--- Start RECORDS FOR THIS TASK ---

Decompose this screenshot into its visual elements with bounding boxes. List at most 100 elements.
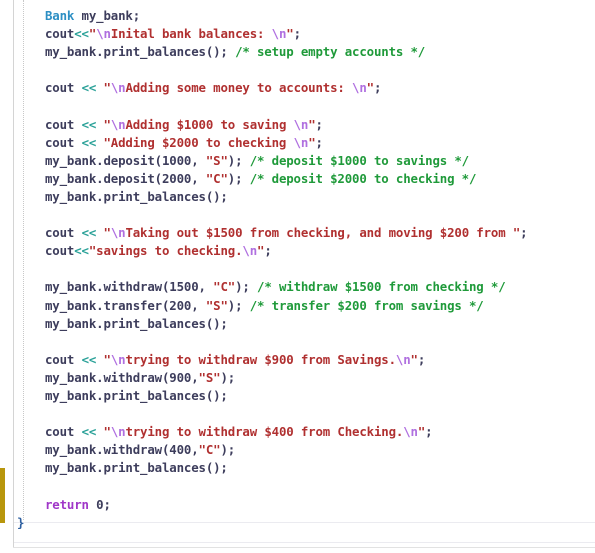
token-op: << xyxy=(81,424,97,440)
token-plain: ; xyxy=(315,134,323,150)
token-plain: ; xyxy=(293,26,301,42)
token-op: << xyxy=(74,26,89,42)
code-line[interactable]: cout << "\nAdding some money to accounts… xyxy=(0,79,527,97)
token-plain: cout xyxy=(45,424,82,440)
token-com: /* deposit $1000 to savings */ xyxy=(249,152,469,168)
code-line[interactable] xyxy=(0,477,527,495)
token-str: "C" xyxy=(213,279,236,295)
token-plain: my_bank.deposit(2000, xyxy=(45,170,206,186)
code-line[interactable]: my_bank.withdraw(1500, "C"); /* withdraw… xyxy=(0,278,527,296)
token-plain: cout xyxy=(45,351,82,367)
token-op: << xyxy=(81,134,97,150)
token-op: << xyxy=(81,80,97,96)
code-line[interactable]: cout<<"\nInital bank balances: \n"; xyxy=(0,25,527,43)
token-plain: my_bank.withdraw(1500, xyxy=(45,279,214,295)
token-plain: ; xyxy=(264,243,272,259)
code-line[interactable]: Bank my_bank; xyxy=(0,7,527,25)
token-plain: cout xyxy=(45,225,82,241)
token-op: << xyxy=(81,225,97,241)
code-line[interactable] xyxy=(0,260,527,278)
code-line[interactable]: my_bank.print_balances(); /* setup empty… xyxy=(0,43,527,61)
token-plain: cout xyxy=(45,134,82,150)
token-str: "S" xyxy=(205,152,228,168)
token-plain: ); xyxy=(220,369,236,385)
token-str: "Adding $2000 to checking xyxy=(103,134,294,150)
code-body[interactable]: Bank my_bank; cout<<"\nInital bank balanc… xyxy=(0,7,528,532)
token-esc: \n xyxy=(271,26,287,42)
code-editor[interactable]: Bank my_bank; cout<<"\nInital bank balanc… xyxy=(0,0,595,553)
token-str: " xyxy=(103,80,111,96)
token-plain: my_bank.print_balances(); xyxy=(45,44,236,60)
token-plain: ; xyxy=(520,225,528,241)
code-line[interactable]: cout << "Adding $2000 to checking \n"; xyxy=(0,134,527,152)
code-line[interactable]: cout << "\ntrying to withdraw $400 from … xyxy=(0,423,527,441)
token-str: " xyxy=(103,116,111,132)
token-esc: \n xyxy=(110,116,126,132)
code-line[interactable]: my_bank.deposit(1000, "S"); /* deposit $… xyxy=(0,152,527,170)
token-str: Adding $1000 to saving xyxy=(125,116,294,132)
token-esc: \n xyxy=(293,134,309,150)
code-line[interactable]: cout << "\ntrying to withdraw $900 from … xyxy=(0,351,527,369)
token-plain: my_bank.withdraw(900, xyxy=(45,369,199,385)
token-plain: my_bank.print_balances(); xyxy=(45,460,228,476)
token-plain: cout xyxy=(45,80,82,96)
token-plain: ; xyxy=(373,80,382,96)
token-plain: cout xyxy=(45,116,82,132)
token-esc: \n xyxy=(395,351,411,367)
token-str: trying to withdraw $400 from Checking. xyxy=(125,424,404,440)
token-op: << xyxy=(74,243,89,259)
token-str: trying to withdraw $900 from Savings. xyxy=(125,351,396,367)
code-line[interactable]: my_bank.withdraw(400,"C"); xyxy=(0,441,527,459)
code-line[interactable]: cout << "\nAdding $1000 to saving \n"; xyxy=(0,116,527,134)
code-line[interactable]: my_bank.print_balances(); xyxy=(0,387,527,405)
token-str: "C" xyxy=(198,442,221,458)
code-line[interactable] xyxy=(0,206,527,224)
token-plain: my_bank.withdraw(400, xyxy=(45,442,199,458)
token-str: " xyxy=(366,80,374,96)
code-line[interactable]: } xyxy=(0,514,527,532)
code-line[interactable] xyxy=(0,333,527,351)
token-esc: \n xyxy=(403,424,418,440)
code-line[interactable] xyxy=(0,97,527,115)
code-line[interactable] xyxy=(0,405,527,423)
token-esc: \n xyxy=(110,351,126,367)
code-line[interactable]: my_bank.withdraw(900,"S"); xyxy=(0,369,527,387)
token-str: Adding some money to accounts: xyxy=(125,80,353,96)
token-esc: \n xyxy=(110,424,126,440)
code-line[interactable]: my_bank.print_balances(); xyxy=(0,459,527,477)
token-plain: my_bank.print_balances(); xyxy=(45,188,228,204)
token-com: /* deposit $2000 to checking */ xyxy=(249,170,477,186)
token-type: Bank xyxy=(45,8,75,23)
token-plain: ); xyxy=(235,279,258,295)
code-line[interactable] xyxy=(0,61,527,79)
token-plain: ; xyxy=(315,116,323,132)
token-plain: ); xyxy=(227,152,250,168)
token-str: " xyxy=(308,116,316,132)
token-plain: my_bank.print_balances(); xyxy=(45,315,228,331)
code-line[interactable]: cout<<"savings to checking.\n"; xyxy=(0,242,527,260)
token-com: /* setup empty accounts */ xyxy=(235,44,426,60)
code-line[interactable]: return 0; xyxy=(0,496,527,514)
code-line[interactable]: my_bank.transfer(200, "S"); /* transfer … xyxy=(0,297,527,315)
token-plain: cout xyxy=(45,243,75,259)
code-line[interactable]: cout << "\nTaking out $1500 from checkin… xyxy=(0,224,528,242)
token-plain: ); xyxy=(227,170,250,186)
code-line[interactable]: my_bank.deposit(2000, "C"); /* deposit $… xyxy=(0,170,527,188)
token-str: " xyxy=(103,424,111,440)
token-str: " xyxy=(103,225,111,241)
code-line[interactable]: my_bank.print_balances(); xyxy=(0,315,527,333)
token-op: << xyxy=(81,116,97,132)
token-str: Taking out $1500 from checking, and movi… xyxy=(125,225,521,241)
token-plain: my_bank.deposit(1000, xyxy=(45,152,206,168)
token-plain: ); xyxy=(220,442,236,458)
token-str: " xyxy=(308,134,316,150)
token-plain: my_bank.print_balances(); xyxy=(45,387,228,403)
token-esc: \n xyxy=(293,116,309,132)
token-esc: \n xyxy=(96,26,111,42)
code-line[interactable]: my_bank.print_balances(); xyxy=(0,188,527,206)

--- End RECORDS FOR THIS TASK ---

> **WHAT YOU NEED TO DO**
Can you write out every one of the entries above, line for line, with nothing changed, leaving out the pictures?

> **SOLUTION BELOW**
Decompose this screenshot into its visual elements with bounding boxes. List at most 100 elements.
token-op: << xyxy=(81,424,97,440)
token-plain: ; xyxy=(315,134,323,150)
token-plain: ; xyxy=(293,26,301,42)
token-op: << xyxy=(74,26,89,42)
code-line[interactable]: cout << "\nAdding some money to accounts… xyxy=(0,79,527,97)
token-plain: cout xyxy=(45,424,82,440)
token-com: /* deposit $1000 to savings */ xyxy=(249,152,469,168)
code-line[interactable] xyxy=(0,477,527,495)
token-str: "C" xyxy=(213,279,236,295)
token-plain: my_bank.deposit(2000, xyxy=(45,170,206,186)
code-line[interactable]: my_bank.withdraw(1500, "C"); /* withdraw… xyxy=(0,278,527,296)
token-plain: cout xyxy=(45,351,82,367)
token-op: << xyxy=(81,134,97,150)
token-op: << xyxy=(81,80,97,96)
code-line[interactable]: cout<<"\nInital bank balances: \n"; xyxy=(0,25,527,43)
token-plain: my_bank.withdraw(1500, xyxy=(45,279,214,295)
token-plain: ; xyxy=(264,243,272,259)
code-line[interactable]: Bank my_bank; xyxy=(0,7,527,25)
token-plain: cout xyxy=(45,225,82,241)
token-op: << xyxy=(81,225,97,241)
code-line[interactable] xyxy=(0,260,527,278)
code-line[interactable]: my_bank.print_balances(); /* setup empty… xyxy=(0,43,527,61)
token-plain: cout xyxy=(45,134,82,150)
token-str: "S" xyxy=(205,152,228,168)
token-plain: ); xyxy=(220,369,236,385)
token-str: "Adding $2000 to checking xyxy=(103,134,294,150)
code-body[interactable]: Bank my_bank; cout<<"\nInital bank balanc… xyxy=(0,7,528,532)
token-esc: \n xyxy=(271,26,287,42)
code-editor[interactable]: Bank my_bank; cout<<"\nInital bank balanc… xyxy=(0,0,595,553)
token-str: " xyxy=(103,80,111,96)
token-plain: my_bank.print_balances(); xyxy=(45,44,236,60)
token-plain: ; xyxy=(520,225,528,241)
code-line[interactable]: cout << "Adding $2000 to checking \n"; xyxy=(0,134,527,152)
code-line[interactable]: cout << "\ntrying to withdraw $400 from … xyxy=(0,423,527,441)
token-str: " xyxy=(103,116,111,132)
token-esc: \n xyxy=(110,116,126,132)
code-line[interactable]: my_bank.deposit(1000, "S"); /* deposit $… xyxy=(0,152,527,170)
token-str: Adding $1000 to saving xyxy=(125,116,294,132)
token-esc: \n xyxy=(293,134,309,150)
code-line[interactable]: cout << "\ntrying to withdraw $900 from … xyxy=(0,351,527,369)
token-plain: my_bank.withdraw(900, xyxy=(45,369,199,385)
token-plain: my_bank.print_balances(); xyxy=(45,460,228,476)
token-plain: cout xyxy=(45,80,82,96)
token-plain: ; xyxy=(373,80,382,96)
token-plain: cout xyxy=(45,116,82,132)
token-esc: \n xyxy=(395,351,411,367)
token-str: trying to withdraw $400 from Checking. xyxy=(125,424,404,440)
token-op: << xyxy=(74,243,89,259)
token-str: trying to withdraw $900 from Savings. xyxy=(125,351,396,367)
code-line[interactable]: my_bank.withdraw(400,"C"); xyxy=(0,441,527,459)
code-line[interactable]: cout << "\nAdding $1000 to saving \n"; xyxy=(0,116,527,134)
code-line[interactable]: my_bank.print_balances(); xyxy=(0,387,527,405)
token-str: "C" xyxy=(198,442,221,458)
code-line[interactable] xyxy=(0,206,527,224)
token-plain: my_bank.withdraw(400, xyxy=(45,442,199,458)
token-str: " xyxy=(366,80,374,96)
code-line[interactable]: } xyxy=(0,514,527,532)
code-line[interactable] xyxy=(0,333,527,351)
token-esc: \n xyxy=(403,424,418,440)
code-line[interactable] xyxy=(0,97,527,115)
code-line[interactable] xyxy=(0,405,527,423)
token-esc: \n xyxy=(110,351,126,367)
code-line[interactable]: my_bank.withdraw(900,"S"); xyxy=(0,369,527,387)
token-str: Adding some money to accounts: xyxy=(125,80,353,96)
token-esc: \n xyxy=(110,424,126,440)
code-line[interactable]: my_bank.print_balances(); xyxy=(0,459,527,477)
token-plain: my_bank.print_balances(); xyxy=(45,188,228,204)
token-com: /* deposit $2000 to checking */ xyxy=(249,170,477,186)
token-type: Bank xyxy=(45,8,75,23)
token-plain: ); xyxy=(235,279,258,295)
code-line[interactable] xyxy=(0,61,527,79)
token-plain: ; xyxy=(315,116,323,132)
token-plain: ); xyxy=(227,152,250,168)
token-str: " xyxy=(308,116,316,132)
token-plain: my_bank.print_balances(); xyxy=(45,315,228,331)
code-line[interactable]: cout<<"savings to checking.\n"; xyxy=(0,242,527,260)
token-com: /* setup empty accounts */ xyxy=(235,44,426,60)
code-line[interactable]: return 0; xyxy=(0,496,527,514)
code-line[interactable]: my_bank.transfer(200, "S"); /* transfer … xyxy=(0,297,527,315)
token-plain: cout xyxy=(45,243,75,259)
code-line[interactable]: cout << "\nTaking out $1500 from checkin… xyxy=(0,224,528,242)
token-plain: ); xyxy=(227,170,250,186)
code-line[interactable]: my_bank.deposit(2000, "C"); /* deposit $… xyxy=(0,170,527,188)
token-str: " xyxy=(103,424,111,440)
token-str: " xyxy=(103,225,111,241)
code-line[interactable]: my_bank.print_balances(); xyxy=(0,315,527,333)
token-op: << xyxy=(81,116,97,132)
token-str: Taking out $1500 from checking, and movi… xyxy=(125,225,521,241)
token-plain: my_bank.deposit(1000, xyxy=(45,152,206,168)
token-plain: ); xyxy=(220,442,236,458)
token-str: " xyxy=(308,134,316,150)
token-plain: my_bank.print_balances(); xyxy=(45,387,228,403)
token-esc: \n xyxy=(293,116,309,132)
token-esc: \n xyxy=(96,26,111,42)
code-line[interactable]: my_bank.print_balances(); xyxy=(0,188,527,206)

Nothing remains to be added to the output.